** Job **
Restate each of the lines given below, word for word.

** Records supplied **
%%

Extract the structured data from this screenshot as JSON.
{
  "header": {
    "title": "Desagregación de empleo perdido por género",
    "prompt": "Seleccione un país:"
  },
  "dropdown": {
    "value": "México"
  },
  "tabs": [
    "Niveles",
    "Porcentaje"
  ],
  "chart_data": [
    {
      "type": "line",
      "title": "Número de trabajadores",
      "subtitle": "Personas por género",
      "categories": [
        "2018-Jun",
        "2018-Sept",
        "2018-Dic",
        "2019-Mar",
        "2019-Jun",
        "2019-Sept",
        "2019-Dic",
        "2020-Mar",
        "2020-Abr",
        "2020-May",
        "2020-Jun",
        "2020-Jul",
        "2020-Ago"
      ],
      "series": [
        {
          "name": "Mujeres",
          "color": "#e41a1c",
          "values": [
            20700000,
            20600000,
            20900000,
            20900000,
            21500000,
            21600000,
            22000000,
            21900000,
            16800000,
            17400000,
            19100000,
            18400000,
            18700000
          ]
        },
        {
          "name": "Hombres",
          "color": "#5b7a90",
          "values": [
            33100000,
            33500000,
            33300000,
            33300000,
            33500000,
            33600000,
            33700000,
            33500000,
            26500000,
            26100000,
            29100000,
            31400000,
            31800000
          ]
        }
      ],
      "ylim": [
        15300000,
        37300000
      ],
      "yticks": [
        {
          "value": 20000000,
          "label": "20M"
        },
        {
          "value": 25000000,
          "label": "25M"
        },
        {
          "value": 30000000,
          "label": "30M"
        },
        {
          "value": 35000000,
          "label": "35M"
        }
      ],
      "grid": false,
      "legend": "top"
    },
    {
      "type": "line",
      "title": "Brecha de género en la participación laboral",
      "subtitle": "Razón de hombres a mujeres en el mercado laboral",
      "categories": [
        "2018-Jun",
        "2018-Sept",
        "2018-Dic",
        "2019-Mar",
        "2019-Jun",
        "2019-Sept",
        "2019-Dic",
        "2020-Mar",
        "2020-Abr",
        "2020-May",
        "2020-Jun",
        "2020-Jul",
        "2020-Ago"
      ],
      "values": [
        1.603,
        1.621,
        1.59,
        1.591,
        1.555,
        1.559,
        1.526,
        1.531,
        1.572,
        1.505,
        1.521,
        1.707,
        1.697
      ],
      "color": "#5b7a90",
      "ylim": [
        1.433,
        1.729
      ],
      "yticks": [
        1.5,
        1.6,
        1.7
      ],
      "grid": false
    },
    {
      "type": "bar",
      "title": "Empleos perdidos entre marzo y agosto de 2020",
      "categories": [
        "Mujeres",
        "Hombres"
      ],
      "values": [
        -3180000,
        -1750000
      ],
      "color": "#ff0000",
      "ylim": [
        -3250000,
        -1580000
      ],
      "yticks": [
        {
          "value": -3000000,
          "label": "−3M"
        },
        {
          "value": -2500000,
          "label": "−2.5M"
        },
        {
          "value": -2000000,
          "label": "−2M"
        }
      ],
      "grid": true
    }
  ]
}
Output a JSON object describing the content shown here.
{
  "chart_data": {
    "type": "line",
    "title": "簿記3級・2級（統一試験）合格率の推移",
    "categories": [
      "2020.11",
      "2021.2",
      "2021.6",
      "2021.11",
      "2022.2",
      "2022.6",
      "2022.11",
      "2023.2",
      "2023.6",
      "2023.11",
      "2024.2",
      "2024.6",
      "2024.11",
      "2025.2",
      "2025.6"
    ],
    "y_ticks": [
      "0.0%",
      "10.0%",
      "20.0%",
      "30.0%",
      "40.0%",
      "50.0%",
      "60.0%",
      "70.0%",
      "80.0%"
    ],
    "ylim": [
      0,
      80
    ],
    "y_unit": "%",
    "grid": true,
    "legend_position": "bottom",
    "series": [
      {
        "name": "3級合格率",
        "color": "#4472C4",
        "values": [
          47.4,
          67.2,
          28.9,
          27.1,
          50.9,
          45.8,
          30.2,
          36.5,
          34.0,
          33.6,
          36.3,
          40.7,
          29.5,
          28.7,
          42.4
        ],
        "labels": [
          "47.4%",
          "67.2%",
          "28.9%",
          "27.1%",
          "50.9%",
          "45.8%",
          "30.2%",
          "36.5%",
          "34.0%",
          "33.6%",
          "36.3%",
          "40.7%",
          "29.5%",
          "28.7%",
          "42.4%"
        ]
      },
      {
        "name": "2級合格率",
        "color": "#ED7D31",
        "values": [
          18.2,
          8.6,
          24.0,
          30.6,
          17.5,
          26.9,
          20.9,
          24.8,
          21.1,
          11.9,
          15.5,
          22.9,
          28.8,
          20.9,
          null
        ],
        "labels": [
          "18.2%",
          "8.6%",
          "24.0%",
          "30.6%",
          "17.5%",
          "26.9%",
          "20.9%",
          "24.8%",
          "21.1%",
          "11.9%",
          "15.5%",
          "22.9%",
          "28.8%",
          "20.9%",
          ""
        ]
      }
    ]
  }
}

%%

** Task result **
Extract the structured data from this screenshot as JSON.
{
  "header": {
    "title": "Desagregación de empleo perdido por género",
    "prompt": "Seleccione un país:"
  },
  "dropdown": {
    "value": "México"
  },
  "tabs": [
    "Niveles",
    "Porcentaje"
  ],
  "chart_data": [
    {
      "type": "line",
      "title": "Número de trabajadores",
      "subtitle": "Personas por género",
      "categories": [
        "2018-Jun",
        "2018-Sept",
        "2018-Dic",
        "2019-Mar",
        "2019-Jun",
        "2019-Sept",
        "2019-Dic",
        "2020-Mar",
        "2020-Abr",
        "2020-May",
        "2020-Jun",
        "2020-Jul",
        "2020-Ago"
      ],
      "series": [
        {
          "name": "Mujeres",
          "color": "#e41a1c",
          "values": [
            20700000,
            20600000,
            20900000,
            20900000,
            21500000,
            21600000,
            22000000,
            21900000,
            16800000,
            17400000,
            19100000,
            18400000,
            18700000
          ]
        },
        {
          "name": "Hombres",
          "color": "#5b7a90",
          "values": [
            33100000,
            33500000,
            33300000,
            33300000,
            33500000,
            33600000,
            33700000,
            33500000,
            26500000,
            26100000,
            29100000,
            31400000,
            31800000
          ]
        }
      ],
      "ylim": [
        15300000,
        37300000
      ],
      "yticks": [
        {
          "value": 20000000,
          "label": "20M"
        },
        {
          "value": 25000000,
          "label": "25M"
        },
        {
          "value": 30000000,
          "label": "30M"
        },
        {
          "value": 35000000,
          "label": "35M"
        }
      ],
      "grid": false,
      "legend": "top"
    },
    {
      "type": "line",
      "title": "Brecha de género en la participación laboral",
      "subtitle": "Razón de hombres a mujeres en el mercado laboral",
      "categories": [
        "2018-Jun",
        "2018-Sept",
        "2018-Dic",
        "2019-Mar",
        "2019-Jun",
        "2019-Sept",
        "2019-Dic",
        "2020-Mar",
        "2020-Abr",
        "2020-May",
        "2020-Jun",
        "2020-Jul",
        "2020-Ago"
      ],
      "values": [
        1.603,
        1.621,
        1.59,
        1.591,
        1.555,
        1.559,
        1.526,
        1.531,
        1.572,
        1.505,
        1.521,
        1.707,
        1.697
      ],
      "color": "#5b7a90",
      "ylim": [
        1.433,
        1.729
      ],
      "yticks": [
        1.5,
        1.6,
        1.7
      ],
      "grid": false
    },
    {
      "type": "bar",
      "title": "Empleos perdidos entre marzo y agosto de 2020",
      "categories": [
        "Mujeres",
        "Hombres"
      ],
      "values": [
        -3180000,
        -1750000
      ],
      "color": "#ff0000",
      "ylim": [
        -3250000,
        -1580000
      ],
      "yticks": [
        {
          "value": -3000000,
          "label": "−3M"
        },
        {
          "value": -2500000,
          "label": "−2.5M"
        },
        {
          "value": -2000000,
          "label": "−2M"
        }
      ],
      "grid": true
    }
  ]
}
Output a JSON object describing the content shown here.
{
  "chart_data": {
    "type": "line",
    "title": "簿記3級・2級（統一試験）合格率の推移",
    "categories": [
      "2020.11",
      "2021.2",
      "2021.6",
      "2021.11",
      "2022.2",
      "2022.6",
      "2022.11",
      "2023.2",
      "2023.6",
      "2023.11",
      "2024.2",
      "2024.6",
      "2024.11",
      "2025.2",
      "2025.6"
    ],
    "y_ticks": [
      "0.0%",
      "10.0%",
      "20.0%",
      "30.0%",
      "40.0%",
      "50.0%",
      "60.0%",
      "70.0%",
      "80.0%"
    ],
    "ylim": [
      0,
      80
    ],
    "y_unit": "%",
    "grid": true,
    "legend_position": "bottom",
    "series": [
      {
        "name": "3級合格率",
        "color": "#4472C4",
        "values": [
          47.4,
          67.2,
          28.9,
          27.1,
          50.9,
          45.8,
          30.2,
          36.5,
          34.0,
          33.6,
          36.3,
          40.7,
          29.5,
          28.7,
          42.4
        ],
        "labels": [
          "47.4%",
          "67.2%",
          "28.9%",
          "27.1%",
          "50.9%",
          "45.8%",
          "30.2%",
          "36.5%",
          "34.0%",
          "33.6%",
          "36.3%",
          "40.7%",
          "29.5%",
          "28.7%",
          "42.4%"
        ]
      },
      {
        "name": "2級合格率",
        "color": "#ED7D31",
        "values": [
          18.2,
          8.6,
          24.0,
          30.6,
          17.5,
          26.9,
          20.9,
          24.8,
          21.1,
          11.9,
          15.5,
          22.9,
          28.8,
          20.9,
          null
        ],
        "labels": [
          "18.2%",
          "8.6%",
          "24.0%",
          "30.6%",
          "17.5%",
          "26.9%",
          "20.9%",
          "24.8%",
          "21.1%",
          "11.9%",
          "15.5%",
          "22.9%",
          "28.8%",
          "20.9%",
          ""
        ]
      }
    ]
  }
}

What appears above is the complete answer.